**WORK INSTRUCTIONS**
Extract from the listing each line in which the word "болезни" appears.
● ● ● ● ●
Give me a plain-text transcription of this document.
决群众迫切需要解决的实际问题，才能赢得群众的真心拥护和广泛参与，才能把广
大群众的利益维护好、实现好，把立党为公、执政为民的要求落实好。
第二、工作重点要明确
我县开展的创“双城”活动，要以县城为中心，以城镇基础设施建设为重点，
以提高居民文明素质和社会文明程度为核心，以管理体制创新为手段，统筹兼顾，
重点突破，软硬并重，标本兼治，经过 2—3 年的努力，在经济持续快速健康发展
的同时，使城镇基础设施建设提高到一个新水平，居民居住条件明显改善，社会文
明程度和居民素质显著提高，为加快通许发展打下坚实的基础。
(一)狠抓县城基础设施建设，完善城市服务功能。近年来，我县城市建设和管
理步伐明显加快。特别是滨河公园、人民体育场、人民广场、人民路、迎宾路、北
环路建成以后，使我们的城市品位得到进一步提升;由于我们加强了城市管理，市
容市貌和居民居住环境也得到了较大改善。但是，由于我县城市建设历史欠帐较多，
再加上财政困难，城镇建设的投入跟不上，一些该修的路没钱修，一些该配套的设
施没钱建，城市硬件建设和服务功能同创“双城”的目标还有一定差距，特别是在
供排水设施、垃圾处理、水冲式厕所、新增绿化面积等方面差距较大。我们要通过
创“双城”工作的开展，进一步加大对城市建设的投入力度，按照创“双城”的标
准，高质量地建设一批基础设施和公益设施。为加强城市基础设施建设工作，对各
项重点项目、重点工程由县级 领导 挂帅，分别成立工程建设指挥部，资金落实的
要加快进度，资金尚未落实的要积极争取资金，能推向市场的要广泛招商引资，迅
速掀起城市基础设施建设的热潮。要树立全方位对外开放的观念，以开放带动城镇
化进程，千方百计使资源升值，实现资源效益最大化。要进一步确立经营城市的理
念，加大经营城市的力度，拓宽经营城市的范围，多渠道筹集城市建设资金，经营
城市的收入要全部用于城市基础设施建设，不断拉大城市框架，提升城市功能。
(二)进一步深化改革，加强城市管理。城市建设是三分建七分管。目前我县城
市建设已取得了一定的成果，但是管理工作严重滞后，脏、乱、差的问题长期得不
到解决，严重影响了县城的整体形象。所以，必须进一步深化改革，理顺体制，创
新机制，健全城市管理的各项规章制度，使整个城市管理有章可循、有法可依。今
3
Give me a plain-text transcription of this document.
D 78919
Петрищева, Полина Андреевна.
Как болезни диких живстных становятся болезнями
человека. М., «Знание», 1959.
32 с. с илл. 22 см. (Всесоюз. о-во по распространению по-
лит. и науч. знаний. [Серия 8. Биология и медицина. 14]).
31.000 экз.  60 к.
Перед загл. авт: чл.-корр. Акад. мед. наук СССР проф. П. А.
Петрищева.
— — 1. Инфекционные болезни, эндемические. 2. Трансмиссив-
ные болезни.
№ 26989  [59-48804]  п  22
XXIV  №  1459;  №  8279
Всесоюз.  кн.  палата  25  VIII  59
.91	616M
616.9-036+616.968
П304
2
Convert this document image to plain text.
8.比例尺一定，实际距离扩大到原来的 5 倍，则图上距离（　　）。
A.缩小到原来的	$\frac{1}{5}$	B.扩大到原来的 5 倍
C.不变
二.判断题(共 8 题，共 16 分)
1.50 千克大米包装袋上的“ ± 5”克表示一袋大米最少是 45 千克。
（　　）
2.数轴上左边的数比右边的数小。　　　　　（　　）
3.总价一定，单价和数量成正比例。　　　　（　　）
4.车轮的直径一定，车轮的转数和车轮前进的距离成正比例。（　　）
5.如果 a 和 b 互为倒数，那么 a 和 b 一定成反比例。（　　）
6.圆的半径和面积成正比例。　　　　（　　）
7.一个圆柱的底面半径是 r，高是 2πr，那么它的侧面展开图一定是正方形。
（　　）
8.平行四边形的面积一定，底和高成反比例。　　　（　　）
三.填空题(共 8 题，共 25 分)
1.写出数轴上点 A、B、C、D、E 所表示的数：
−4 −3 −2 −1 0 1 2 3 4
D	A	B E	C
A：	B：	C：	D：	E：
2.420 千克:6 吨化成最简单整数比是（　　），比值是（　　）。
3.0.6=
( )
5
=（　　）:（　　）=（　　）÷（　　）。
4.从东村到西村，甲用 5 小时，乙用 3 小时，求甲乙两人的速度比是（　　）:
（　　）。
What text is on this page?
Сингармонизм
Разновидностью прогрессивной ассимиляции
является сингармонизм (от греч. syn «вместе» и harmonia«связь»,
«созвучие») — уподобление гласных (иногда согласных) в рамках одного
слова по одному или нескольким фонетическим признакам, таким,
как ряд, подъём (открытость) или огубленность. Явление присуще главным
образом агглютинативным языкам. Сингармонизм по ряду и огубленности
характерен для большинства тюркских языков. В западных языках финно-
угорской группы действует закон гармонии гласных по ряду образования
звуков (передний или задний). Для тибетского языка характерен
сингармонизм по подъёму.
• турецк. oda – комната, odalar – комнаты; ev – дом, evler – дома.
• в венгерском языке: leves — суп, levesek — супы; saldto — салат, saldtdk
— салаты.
● ● ● ● ●
**RESULT FOR THIS TASK**
Как болезни диких живстных становятся болезнями
— — 1. Инфекционные болезни, эндемические. 2. Трансмиссив-
ные болезни.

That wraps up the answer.